**Brief**
Type out the complete listing below word for word, without its pictures.

**Records for this exercise**
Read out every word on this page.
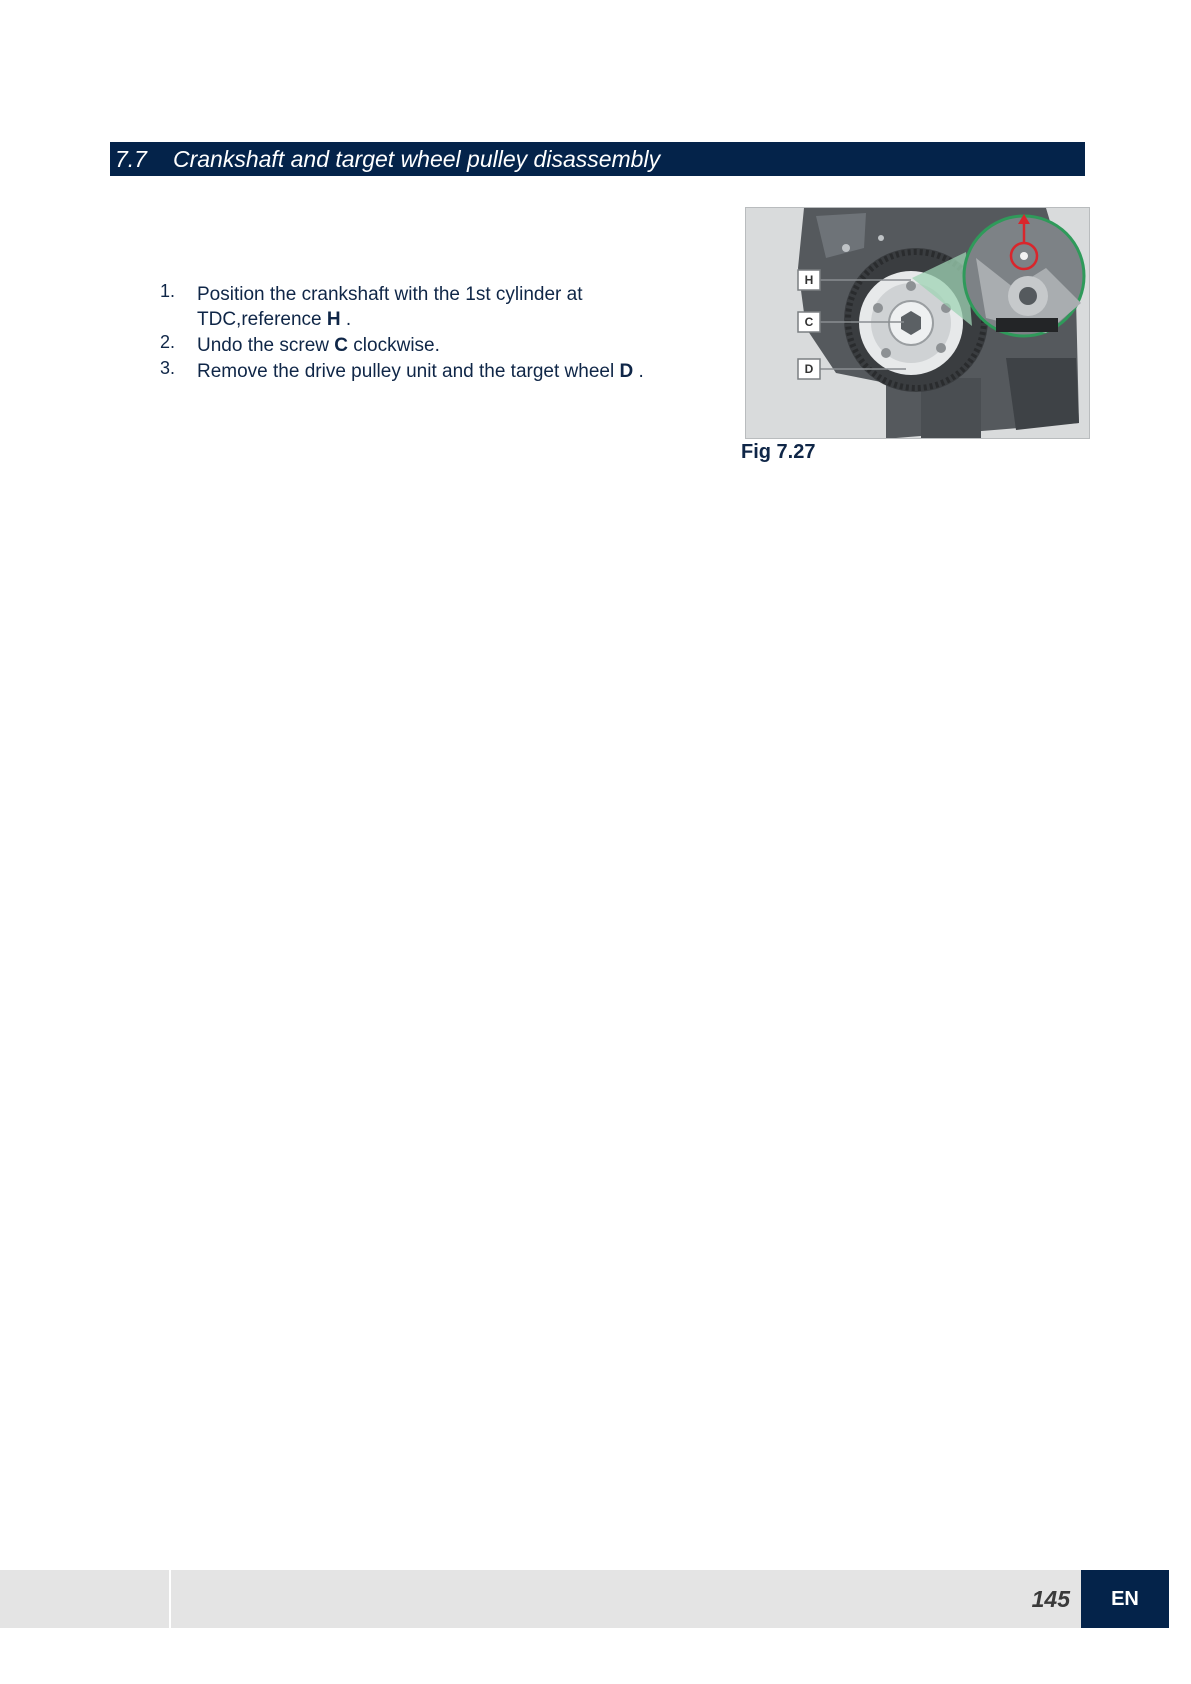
7.7 Crankshaft and target wheel pulley disassembly
1. Position the crankshaft with the 1st cylinder at TDC,reference H .
2. Undo the screw C clockwise.
3. Remove the drive pulley unit and the target wheel D .
H
C
D
Fig 7.27
145	EN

**Result for this task**
Read out every word on this page.
7.7 Crankshaft and target wheel pulley disassembly
1. Position the crankshaft with the 1st cylinder at TDC,reference H .
2. Undo the screw C clockwise.
3. Remove the drive pulley unit and the target wheel D .
H
C
D
Fig 7.27
145	EN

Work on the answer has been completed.